►
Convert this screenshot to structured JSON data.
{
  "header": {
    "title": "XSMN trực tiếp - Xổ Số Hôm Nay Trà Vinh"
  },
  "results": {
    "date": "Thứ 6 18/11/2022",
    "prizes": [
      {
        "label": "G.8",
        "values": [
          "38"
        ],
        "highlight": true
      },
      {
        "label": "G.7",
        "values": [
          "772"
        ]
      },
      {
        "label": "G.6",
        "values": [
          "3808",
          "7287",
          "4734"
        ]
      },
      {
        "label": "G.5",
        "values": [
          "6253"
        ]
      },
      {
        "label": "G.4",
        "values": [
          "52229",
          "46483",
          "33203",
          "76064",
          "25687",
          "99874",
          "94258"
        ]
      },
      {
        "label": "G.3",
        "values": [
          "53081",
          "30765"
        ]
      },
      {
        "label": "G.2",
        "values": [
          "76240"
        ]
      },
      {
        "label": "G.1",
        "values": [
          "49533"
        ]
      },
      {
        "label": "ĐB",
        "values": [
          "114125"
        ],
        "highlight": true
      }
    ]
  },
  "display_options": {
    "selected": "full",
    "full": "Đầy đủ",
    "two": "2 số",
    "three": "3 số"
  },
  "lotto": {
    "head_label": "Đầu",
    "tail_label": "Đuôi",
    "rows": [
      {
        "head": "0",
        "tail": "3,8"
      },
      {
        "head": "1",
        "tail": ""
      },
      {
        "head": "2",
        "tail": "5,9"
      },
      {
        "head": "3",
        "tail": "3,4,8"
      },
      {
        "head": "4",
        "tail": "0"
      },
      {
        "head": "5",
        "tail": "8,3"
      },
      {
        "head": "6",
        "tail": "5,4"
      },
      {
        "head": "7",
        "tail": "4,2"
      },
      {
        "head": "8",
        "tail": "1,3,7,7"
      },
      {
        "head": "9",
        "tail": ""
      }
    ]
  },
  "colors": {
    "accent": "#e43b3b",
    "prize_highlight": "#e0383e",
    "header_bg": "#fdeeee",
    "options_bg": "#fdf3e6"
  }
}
◄
> [Stated problem] Reproduce the full set of records precisely.

> [Task answer]
Convert this screenshot to structured JSON data.
{
  "header": {
    "title": "XSMN trực tiếp - Xổ Số Hôm Nay Trà Vinh"
  },
  "results": {
    "date": "Thứ 6 18/11/2022",
    "prizes": [
      {
        "label": "G.8",
        "values": [
          "38"
        ],
        "highlight": true
      },
      {
        "label": "G.7",
        "values": [
          "772"
        ]
      },
      {
        "label": "G.6",
        "values": [
          "3808",
          "7287",
          "4734"
        ]
      },
      {
        "label": "G.5",
        "values": [
          "6253"
        ]
      },
      {
        "label": "G.4",
        "values": [
          "52229",
          "46483",
          "33203",
          "76064",
          "25687",
          "99874",
          "94258"
        ]
      },
      {
        "label": "G.3",
        "values": [
          "53081",
          "30765"
        ]
      },
      {
        "label": "G.2",
        "values": [
          "76240"
        ]
      },
      {
        "label": "G.1",
        "values": [
          "49533"
        ]
      },
      {
        "label": "ĐB",
        "values": [
          "114125"
        ],
        "highlight": true
      }
    ]
  },
  "display_options": {
    "selected": "full",
    "full": "Đầy đủ",
    "two": "2 số",
    "three": "3 số"
  },
  "lotto": {
    "head_label": "Đầu",
    "tail_label": "Đuôi",
    "rows": [
      {
        "head": "0",
        "tail": "3,8"
      },
      {
        "head": "1",
        "tail": ""
      },
      {
        "head": "2",
        "tail": "5,9"
      },
      {
        "head": "3",
        "tail": "3,4,8"
      },
      {
        "head": "4",
        "tail": "0"
      },
      {
        "head": "5",
        "tail": "8,3"
      },
      {
        "head": "6",
        "tail": "5,4"
      },
      {
        "head": "7",
        "tail": "4,2"
      },
      {
        "head": "8",
        "tail": "1,3,7,7"
      },
      {
        "head": "9",
        "tail": ""
      }
    ]
  },
  "colors": {
    "accent": "#e43b3b",
    "prize_highlight": "#e0383e",
    "header_bg": "#fdeeee",
    "options_bg": "#fdf3e6"
  }
}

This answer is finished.